• _Task requirements_
Without the pictures, return each record as it appears.

Start

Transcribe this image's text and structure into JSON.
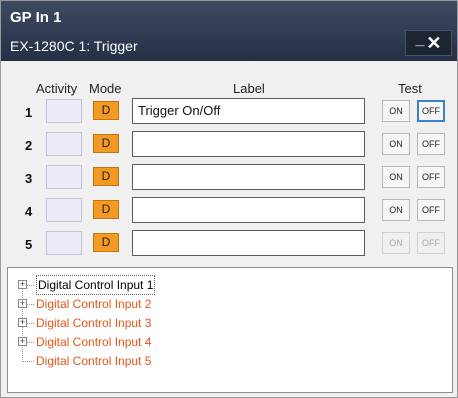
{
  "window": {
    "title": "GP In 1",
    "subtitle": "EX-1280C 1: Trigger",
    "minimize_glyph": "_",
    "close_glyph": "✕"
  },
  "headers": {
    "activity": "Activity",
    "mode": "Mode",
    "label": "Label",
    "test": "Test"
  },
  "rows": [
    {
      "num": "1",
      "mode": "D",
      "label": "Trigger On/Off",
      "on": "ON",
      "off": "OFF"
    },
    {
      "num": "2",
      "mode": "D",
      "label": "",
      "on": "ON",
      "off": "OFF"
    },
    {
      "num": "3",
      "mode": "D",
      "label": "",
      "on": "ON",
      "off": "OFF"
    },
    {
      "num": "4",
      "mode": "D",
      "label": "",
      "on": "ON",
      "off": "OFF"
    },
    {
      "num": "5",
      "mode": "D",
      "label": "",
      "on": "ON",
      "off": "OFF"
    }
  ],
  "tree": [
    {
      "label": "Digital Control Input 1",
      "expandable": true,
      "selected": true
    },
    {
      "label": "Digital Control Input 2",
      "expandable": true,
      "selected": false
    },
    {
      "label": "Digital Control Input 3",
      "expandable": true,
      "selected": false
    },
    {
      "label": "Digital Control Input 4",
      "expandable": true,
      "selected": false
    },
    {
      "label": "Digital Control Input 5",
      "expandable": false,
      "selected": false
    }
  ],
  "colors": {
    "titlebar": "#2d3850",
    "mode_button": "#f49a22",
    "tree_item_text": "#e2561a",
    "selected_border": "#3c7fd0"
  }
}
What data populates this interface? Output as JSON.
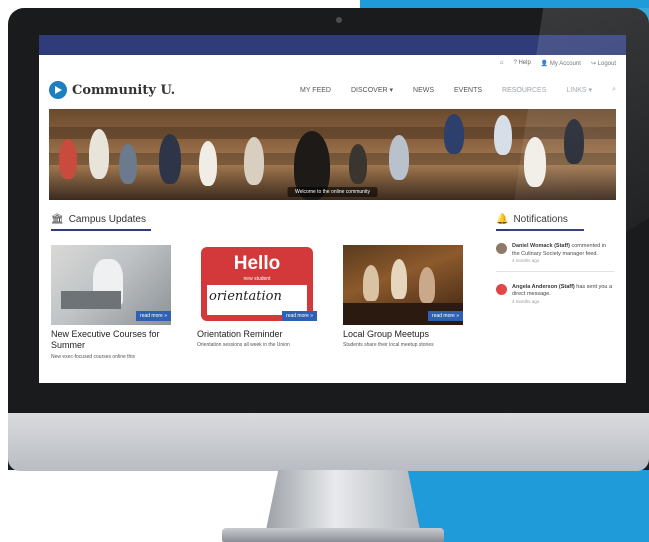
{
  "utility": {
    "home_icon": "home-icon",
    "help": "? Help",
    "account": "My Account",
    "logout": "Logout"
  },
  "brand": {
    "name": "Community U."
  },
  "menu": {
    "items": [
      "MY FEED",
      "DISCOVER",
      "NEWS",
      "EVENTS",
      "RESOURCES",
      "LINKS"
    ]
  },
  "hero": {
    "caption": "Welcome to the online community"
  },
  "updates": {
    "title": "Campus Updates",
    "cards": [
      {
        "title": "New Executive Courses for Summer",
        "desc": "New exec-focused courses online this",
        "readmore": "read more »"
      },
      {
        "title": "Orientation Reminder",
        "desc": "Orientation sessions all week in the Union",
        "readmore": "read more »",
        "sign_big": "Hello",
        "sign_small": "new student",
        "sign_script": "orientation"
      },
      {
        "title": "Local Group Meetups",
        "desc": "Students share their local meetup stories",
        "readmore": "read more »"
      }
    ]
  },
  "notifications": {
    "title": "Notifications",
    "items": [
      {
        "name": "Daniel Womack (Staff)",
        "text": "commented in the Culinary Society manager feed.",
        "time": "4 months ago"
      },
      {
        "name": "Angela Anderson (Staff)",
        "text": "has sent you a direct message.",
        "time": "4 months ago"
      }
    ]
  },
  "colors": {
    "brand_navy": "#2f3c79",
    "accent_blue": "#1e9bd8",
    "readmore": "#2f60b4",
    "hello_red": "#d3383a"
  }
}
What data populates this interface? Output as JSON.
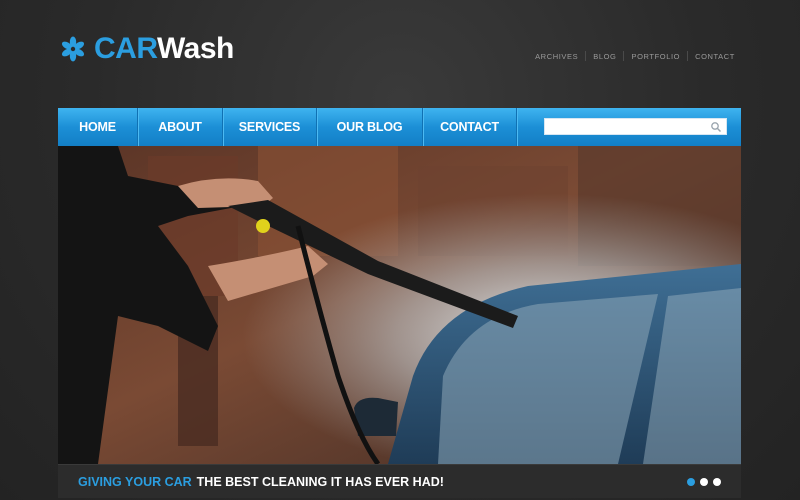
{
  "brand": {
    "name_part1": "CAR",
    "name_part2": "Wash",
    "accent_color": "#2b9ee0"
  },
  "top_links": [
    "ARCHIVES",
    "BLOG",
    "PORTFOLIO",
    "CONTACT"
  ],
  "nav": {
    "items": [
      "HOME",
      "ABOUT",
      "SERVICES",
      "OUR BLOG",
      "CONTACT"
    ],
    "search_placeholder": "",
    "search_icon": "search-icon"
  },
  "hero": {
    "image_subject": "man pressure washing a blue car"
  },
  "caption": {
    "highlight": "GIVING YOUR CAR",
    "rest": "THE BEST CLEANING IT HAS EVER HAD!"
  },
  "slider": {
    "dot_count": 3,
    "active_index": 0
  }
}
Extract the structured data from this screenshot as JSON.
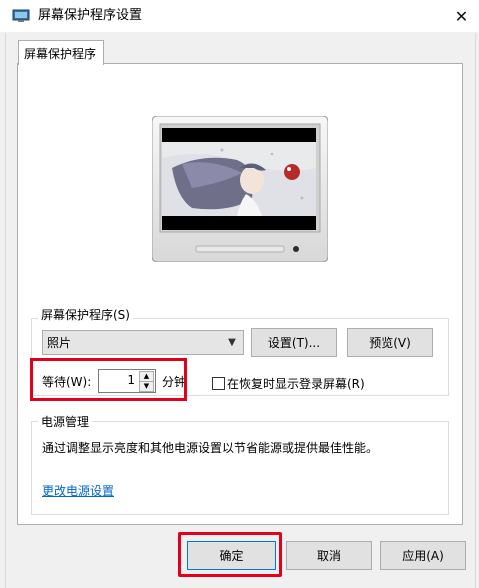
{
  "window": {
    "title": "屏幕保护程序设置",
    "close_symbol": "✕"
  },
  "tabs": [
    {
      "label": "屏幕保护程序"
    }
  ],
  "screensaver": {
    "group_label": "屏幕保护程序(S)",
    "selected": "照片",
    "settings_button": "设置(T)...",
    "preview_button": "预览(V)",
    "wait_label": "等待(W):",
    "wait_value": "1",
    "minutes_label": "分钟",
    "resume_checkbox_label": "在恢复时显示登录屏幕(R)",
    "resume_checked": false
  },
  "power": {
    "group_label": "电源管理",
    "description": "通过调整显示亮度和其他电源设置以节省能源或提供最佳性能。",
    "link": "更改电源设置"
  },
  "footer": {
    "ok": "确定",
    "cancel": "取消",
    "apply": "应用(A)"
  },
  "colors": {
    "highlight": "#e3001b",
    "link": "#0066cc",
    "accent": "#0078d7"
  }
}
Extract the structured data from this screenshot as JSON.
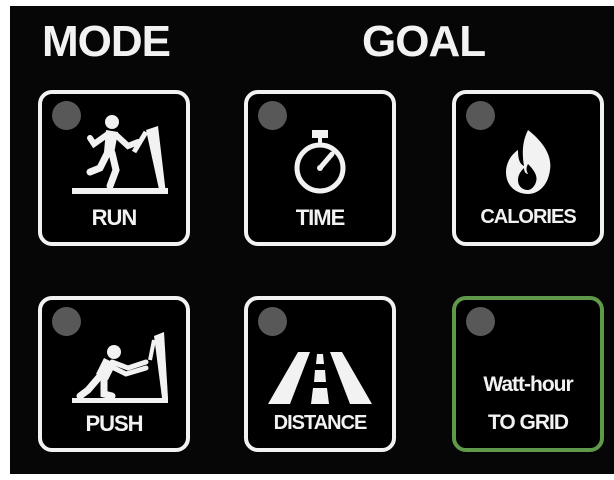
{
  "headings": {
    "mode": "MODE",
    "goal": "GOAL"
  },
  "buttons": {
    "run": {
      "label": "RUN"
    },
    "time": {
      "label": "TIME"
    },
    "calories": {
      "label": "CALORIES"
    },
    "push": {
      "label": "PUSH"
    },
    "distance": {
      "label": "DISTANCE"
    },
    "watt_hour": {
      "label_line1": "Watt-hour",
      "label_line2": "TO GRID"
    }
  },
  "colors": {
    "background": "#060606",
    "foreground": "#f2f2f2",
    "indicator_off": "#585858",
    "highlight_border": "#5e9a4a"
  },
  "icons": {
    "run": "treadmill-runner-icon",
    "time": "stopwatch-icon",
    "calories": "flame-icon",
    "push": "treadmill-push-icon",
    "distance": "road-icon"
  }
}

End

• _The solution_
Transcribe this image's text and structure into JSON.
{
  "window": {
    "title": "GP In 1",
    "subtitle": "EX-1280C 1: Trigger",
    "minimize_glyph": "_",
    "close_glyph": "✕"
  },
  "headers": {
    "activity": "Activity",
    "mode": "Mode",
    "label": "Label",
    "test": "Test"
  },
  "rows": [
    {
      "num": "1",
      "mode": "D",
      "label": "Trigger On/Off",
      "on": "ON",
      "off": "OFF"
    },
    {
      "num": "2",
      "mode": "D",
      "label": "",
      "on": "ON",
      "off": "OFF"
    },
    {
      "num": "3",
      "mode": "D",
      "label": "",
      "on": "ON",
      "off": "OFF"
    },
    {
      "num": "4",
      "mode": "D",
      "label": "",
      "on": "ON",
      "off": "OFF"
    },
    {
      "num": "5",
      "mode": "D",
      "label": "",
      "on": "ON",
      "off": "OFF"
    }
  ],
  "tree": [
    {
      "label": "Digital Control Input 1",
      "expandable": true,
      "selected": true
    },
    {
      "label": "Digital Control Input 2",
      "expandable": true,
      "selected": false
    },
    {
      "label": "Digital Control Input 3",
      "expandable": true,
      "selected": false
    },
    {
      "label": "Digital Control Input 4",
      "expandable": true,
      "selected": false
    },
    {
      "label": "Digital Control Input 5",
      "expandable": false,
      "selected": false
    }
  ],
  "colors": {
    "titlebar": "#2d3850",
    "mode_button": "#f49a22",
    "tree_item_text": "#e2561a",
    "selected_border": "#3c7fd0"
  }
}
What data populates this interface? Output as JSON.
{
  "utility": {
    "home_icon": "home-icon",
    "help": "? Help",
    "account": "My Account",
    "logout": "Logout"
  },
  "brand": {
    "name": "Community U."
  },
  "menu": {
    "items": [
      "MY FEED",
      "DISCOVER",
      "NEWS",
      "EVENTS",
      "RESOURCES",
      "LINKS"
    ]
  },
  "hero": {
    "caption": "Welcome to the online community"
  },
  "updates": {
    "title": "Campus Updates",
    "cards": [
      {
        "title": "New Executive Courses for Summer",
        "desc": "New exec-focused courses online this",
        "readmore": "read more »"
      },
      {
        "title": "Orientation Reminder",
        "desc": "Orientation sessions all week in the Union",
        "readmore": "read more »",
        "sign_big": "Hello",
        "sign_small": "new student",
        "sign_script": "orientation"
      },
      {
        "title": "Local Group Meetups",
        "desc": "Students share their local meetup stories",
        "readmore": "read more »"
      }
    ]
  },
  "notifications": {
    "title": "Notifications",
    "items": [
      {
        "name": "Daniel Womack (Staff)",
        "text": "commented in the Culinary Society manager feed.",
        "time": "4 months ago"
      },
      {
        "name": "Angela Anderson (Staff)",
        "text": "has sent you a direct message.",
        "time": "4 months ago"
      }
    ]
  },
  "colors": {
    "brand_navy": "#2f3c79",
    "accent_blue": "#1e9bd8",
    "readmore": "#2f60b4",
    "hello_red": "#d3383a"
  }
}
What data populates this interface? Output as JSON.
{
  "brand": {
    "name_part1": "CAR",
    "name_part2": "Wash",
    "accent_color": "#2b9ee0"
  },
  "top_links": [
    "ARCHIVES",
    "BLOG",
    "PORTFOLIO",
    "CONTACT"
  ],
  "nav": {
    "items": [
      "HOME",
      "ABOUT",
      "SERVICES",
      "OUR BLOG",
      "CONTACT"
    ],
    "search_placeholder": "",
    "search_icon": "search-icon"
  },
  "hero": {
    "image_subject": "man pressure washing a blue car"
  },
  "caption": {
    "highlight": "GIVING YOUR CAR",
    "rest": "THE BEST CLEANING IT HAS EVER HAD!"
  },
  "slider": {
    "dot_count": 3,
    "active_index": 0
  }
}
Extract the structured data from this screenshot as JSON.
{
  "window": {
    "title": "屏幕保护程序设置",
    "close_symbol": "✕"
  },
  "tabs": [
    {
      "label": "屏幕保护程序"
    }
  ],
  "screensaver": {
    "group_label": "屏幕保护程序(S)",
    "selected": "照片",
    "settings_button": "设置(T)...",
    "preview_button": "预览(V)",
    "wait_label": "等待(W):",
    "wait_value": "1",
    "minutes_label": "分钟",
    "resume_checkbox_label": "在恢复时显示登录屏幕(R)",
    "resume_checked": false
  },
  "power": {
    "group_label": "电源管理",
    "description": "通过调整显示亮度和其他电源设置以节省能源或提供最佳性能。",
    "link": "更改电源设置"
  },
  "footer": {
    "ok": "确定",
    "cancel": "取消",
    "apply": "应用(A)"
  },
  "colors": {
    "highlight": "#e3001b",
    "link": "#0066cc",
    "accent": "#0078d7"
  }
}
Extract the structured data from this screenshot as JSON.
{
  "headings": {
    "mode": "MODE",
    "goal": "GOAL"
  },
  "buttons": {
    "run": {
      "label": "RUN"
    },
    "time": {
      "label": "TIME"
    },
    "calories": {
      "label": "CALORIES"
    },
    "push": {
      "label": "PUSH"
    },
    "distance": {
      "label": "DISTANCE"
    },
    "watt_hour": {
      "label_line1": "Watt-hour",
      "label_line2": "TO GRID"
    }
  },
  "colors": {
    "background": "#060606",
    "foreground": "#f2f2f2",
    "indicator_off": "#585858",
    "highlight_border": "#5e9a4a"
  },
  "icons": {
    "run": "treadmill-runner-icon",
    "time": "stopwatch-icon",
    "calories": "flame-icon",
    "push": "treadmill-push-icon",
    "distance": "road-icon"
  }
}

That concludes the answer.